WORK TO DO: Reproduce all of the data word for word.

RECORDS SHOWN:
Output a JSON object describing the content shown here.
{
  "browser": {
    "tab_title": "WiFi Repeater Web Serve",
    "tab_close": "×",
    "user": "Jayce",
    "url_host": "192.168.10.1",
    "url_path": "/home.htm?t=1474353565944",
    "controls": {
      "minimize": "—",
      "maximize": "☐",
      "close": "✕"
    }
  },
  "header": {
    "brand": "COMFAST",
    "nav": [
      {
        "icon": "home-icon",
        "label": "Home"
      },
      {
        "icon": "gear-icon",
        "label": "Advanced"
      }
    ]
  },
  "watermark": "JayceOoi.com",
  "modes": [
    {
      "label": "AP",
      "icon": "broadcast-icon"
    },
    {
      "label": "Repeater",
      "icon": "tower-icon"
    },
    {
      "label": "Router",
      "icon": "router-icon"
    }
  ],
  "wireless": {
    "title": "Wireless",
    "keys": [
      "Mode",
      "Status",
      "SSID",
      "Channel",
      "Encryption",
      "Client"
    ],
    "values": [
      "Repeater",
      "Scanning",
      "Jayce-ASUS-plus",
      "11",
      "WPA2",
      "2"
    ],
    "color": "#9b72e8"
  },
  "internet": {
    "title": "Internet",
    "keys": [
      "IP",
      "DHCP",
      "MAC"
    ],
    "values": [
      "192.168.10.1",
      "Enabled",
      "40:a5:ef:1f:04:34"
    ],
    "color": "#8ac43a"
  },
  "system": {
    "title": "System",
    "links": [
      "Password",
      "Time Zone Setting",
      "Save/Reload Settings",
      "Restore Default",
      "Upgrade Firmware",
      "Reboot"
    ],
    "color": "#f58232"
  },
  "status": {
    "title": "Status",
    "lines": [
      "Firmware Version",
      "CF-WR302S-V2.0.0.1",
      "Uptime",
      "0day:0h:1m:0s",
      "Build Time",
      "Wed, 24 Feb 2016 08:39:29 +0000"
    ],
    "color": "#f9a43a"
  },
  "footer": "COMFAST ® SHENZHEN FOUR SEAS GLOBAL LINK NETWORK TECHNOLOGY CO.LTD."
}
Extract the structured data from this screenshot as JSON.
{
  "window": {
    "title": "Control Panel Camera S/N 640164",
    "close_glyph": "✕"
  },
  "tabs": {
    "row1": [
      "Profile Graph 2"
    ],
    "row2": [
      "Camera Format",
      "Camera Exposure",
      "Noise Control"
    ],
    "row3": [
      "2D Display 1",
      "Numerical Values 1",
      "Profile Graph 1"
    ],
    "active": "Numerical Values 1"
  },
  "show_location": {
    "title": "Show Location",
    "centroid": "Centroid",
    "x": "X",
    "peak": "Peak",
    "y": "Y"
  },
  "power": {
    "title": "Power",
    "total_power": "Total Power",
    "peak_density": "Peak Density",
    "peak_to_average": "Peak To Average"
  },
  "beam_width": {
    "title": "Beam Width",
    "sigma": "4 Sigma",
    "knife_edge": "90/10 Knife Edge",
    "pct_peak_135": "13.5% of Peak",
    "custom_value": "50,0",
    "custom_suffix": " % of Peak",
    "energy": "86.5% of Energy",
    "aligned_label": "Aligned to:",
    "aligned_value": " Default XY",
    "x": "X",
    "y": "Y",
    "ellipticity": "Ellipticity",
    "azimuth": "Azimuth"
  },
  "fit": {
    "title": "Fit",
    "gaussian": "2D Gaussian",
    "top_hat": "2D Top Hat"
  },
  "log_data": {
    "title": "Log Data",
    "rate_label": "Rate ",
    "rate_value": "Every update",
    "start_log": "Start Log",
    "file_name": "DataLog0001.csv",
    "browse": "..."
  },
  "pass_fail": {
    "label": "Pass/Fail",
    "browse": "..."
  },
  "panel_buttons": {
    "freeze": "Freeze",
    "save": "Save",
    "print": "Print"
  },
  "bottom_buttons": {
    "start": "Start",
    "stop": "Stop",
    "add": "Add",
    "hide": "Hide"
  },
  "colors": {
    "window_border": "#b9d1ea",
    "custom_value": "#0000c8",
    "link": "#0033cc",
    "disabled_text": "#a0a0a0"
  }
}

SOLUTION FOR THIS PROBLEM:
Output a JSON object describing the content shown here.
{
  "browser": {
    "tab_title": "WiFi Repeater Web Serve",
    "tab_close": "×",
    "user": "Jayce",
    "url_host": "192.168.10.1",
    "url_path": "/home.htm?t=1474353565944",
    "controls": {
      "minimize": "—",
      "maximize": "☐",
      "close": "✕"
    }
  },
  "header": {
    "brand": "COMFAST",
    "nav": [
      {
        "icon": "home-icon",
        "label": "Home"
      },
      {
        "icon": "gear-icon",
        "label": "Advanced"
      }
    ]
  },
  "watermark": "JayceOoi.com",
  "modes": [
    {
      "label": "AP",
      "icon": "broadcast-icon"
    },
    {
      "label": "Repeater",
      "icon": "tower-icon"
    },
    {
      "label": "Router",
      "icon": "router-icon"
    }
  ],
  "wireless": {
    "title": "Wireless",
    "keys": [
      "Mode",
      "Status",
      "SSID",
      "Channel",
      "Encryption",
      "Client"
    ],
    "values": [
      "Repeater",
      "Scanning",
      "Jayce-ASUS-plus",
      "11",
      "WPA2",
      "2"
    ],
    "color": "#9b72e8"
  },
  "internet": {
    "title": "Internet",
    "keys": [
      "IP",
      "DHCP",
      "MAC"
    ],
    "values": [
      "192.168.10.1",
      "Enabled",
      "40:a5:ef:1f:04:34"
    ],
    "color": "#8ac43a"
  },
  "system": {
    "title": "System",
    "links": [
      "Password",
      "Time Zone Setting",
      "Save/Reload Settings",
      "Restore Default",
      "Upgrade Firmware",
      "Reboot"
    ],
    "color": "#f58232"
  },
  "status": {
    "title": "Status",
    "lines": [
      "Firmware Version",
      "CF-WR302S-V2.0.0.1",
      "Uptime",
      "0day:0h:1m:0s",
      "Build Time",
      "Wed, 24 Feb 2016 08:39:29 +0000"
    ],
    "color": "#f9a43a"
  },
  "footer": "COMFAST ® SHENZHEN FOUR SEAS GLOBAL LINK NETWORK TECHNOLOGY CO.LTD."
}
Extract the structured data from this screenshot as JSON.
{
  "window": {
    "title": "Control Panel Camera S/N 640164",
    "close_glyph": "✕"
  },
  "tabs": {
    "row1": [
      "Profile Graph 2"
    ],
    "row2": [
      "Camera Format",
      "Camera Exposure",
      "Noise Control"
    ],
    "row3": [
      "2D Display 1",
      "Numerical Values 1",
      "Profile Graph 1"
    ],
    "active": "Numerical Values 1"
  },
  "show_location": {
    "title": "Show Location",
    "centroid": "Centroid",
    "x": "X",
    "peak": "Peak",
    "y": "Y"
  },
  "power": {
    "title": "Power",
    "total_power": "Total Power",
    "peak_density": "Peak Density",
    "peak_to_average": "Peak To Average"
  },
  "beam_width": {
    "title": "Beam Width",
    "sigma": "4 Sigma",
    "knife_edge": "90/10 Knife Edge",
    "pct_peak_135": "13.5% of Peak",
    "custom_value": "50,0",
    "custom_suffix": " % of Peak",
    "energy": "86.5% of Energy",
    "aligned_label": "Aligned to:",
    "aligned_value": " Default XY",
    "x": "X",
    "y": "Y",
    "ellipticity": "Ellipticity",
    "azimuth": "Azimuth"
  },
  "fit": {
    "title": "Fit",
    "gaussian": "2D Gaussian",
    "top_hat": "2D Top Hat"
  },
  "log_data": {
    "title": "Log Data",
    "rate_label": "Rate ",
    "rate_value": "Every update",
    "start_log": "Start Log",
    "file_name": "DataLog0001.csv",
    "browse": "..."
  },
  "pass_fail": {
    "label": "Pass/Fail",
    "browse": "..."
  },
  "panel_buttons": {
    "freeze": "Freeze",
    "save": "Save",
    "print": "Print"
  },
  "bottom_buttons": {
    "start": "Start",
    "stop": "Stop",
    "add": "Add",
    "hide": "Hide"
  },
  "colors": {
    "window_border": "#b9d1ea",
    "custom_value": "#0000c8",
    "link": "#0033cc",
    "disabled_text": "#a0a0a0"
  }
}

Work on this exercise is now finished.